Dataset rows
::::
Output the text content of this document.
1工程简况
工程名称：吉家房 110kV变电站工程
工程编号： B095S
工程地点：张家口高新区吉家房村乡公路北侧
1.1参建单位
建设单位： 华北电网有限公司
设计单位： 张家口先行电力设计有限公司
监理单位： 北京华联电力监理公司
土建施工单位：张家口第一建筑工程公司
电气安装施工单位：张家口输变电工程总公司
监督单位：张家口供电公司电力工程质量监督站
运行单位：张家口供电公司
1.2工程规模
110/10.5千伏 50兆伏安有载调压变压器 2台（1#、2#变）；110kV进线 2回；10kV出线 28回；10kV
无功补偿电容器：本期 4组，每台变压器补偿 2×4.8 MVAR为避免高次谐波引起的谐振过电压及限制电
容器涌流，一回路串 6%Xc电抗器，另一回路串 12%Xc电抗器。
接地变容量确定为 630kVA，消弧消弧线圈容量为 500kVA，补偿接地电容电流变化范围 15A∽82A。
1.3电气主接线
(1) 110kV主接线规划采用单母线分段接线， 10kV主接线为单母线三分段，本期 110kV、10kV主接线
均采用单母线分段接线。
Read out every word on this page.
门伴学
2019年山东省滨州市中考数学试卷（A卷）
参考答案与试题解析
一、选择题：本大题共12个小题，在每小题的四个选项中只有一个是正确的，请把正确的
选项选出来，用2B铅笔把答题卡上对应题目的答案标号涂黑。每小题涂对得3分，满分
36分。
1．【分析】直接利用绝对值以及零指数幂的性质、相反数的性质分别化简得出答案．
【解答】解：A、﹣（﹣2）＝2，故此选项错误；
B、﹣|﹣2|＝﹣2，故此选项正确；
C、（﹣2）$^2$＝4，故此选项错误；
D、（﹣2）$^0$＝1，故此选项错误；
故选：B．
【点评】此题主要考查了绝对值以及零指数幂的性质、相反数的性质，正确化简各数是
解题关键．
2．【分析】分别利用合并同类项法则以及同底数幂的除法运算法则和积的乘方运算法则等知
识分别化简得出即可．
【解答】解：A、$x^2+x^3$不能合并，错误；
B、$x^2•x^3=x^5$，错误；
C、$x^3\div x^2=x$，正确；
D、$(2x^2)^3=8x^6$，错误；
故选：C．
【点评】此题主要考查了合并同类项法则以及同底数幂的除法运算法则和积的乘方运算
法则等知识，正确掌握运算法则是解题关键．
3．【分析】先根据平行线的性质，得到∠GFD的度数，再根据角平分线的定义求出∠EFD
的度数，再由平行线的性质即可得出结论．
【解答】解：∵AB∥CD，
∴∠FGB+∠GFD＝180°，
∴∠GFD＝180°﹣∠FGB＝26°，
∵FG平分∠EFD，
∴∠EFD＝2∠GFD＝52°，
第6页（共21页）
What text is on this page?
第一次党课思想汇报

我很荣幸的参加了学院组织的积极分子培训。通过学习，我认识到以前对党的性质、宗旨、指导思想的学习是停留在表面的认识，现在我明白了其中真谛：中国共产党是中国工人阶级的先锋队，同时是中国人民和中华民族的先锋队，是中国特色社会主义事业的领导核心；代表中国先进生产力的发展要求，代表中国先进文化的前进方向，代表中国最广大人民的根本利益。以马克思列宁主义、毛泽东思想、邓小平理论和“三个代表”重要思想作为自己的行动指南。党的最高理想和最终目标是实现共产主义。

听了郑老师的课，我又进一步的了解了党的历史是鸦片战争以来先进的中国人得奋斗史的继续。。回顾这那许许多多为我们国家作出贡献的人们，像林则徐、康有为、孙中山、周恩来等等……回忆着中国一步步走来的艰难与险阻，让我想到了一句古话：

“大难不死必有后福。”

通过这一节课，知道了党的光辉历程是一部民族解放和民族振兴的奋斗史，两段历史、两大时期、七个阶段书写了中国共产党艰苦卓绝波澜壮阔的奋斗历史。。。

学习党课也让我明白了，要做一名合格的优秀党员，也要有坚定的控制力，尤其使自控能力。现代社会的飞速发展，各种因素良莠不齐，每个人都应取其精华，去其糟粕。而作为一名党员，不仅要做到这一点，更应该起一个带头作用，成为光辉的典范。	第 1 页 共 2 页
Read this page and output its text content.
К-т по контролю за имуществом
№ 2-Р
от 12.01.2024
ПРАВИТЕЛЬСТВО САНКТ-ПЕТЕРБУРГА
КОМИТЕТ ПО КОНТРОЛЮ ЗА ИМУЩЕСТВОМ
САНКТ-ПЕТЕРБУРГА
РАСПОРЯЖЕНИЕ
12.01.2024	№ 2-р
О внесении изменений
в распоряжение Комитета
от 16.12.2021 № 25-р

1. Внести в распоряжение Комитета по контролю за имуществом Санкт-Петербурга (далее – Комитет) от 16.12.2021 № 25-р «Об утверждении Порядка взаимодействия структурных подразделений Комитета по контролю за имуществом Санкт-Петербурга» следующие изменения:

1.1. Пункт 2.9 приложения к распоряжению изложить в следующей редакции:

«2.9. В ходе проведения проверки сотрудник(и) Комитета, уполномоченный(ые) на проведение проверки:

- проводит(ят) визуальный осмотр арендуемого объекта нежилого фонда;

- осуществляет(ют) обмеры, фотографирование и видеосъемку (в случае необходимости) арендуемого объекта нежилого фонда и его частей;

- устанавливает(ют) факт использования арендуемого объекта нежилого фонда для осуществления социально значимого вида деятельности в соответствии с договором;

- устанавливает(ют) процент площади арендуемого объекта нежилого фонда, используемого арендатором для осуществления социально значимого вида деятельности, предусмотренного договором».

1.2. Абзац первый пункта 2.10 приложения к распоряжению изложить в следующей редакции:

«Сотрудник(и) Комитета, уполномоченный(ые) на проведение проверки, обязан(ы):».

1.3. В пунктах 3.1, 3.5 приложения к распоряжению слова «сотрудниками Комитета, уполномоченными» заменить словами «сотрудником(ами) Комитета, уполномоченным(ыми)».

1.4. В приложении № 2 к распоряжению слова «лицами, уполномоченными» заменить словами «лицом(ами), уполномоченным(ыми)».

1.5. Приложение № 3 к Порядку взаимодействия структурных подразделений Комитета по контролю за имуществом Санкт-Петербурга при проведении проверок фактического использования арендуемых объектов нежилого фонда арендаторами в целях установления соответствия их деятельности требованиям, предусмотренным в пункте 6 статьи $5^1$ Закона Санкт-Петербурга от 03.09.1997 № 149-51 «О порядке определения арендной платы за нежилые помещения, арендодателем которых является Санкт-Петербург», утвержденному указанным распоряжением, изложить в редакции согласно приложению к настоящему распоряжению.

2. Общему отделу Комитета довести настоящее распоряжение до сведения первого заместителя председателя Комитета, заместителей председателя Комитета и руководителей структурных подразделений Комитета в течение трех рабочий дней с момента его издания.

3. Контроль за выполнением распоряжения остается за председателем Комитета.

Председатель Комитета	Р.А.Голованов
::::
[Problem to work on] In the records above, find the lines containing "уполномоченный" and copy them.

[Reply]
«2.9. В ходе проведения проверки сотрудник(и) Комитета, уполномоченный(ые) на проведение проверки:
«Сотрудник(и) Комитета, уполномоченный(ые) на проведение проверки, обязан(ы):».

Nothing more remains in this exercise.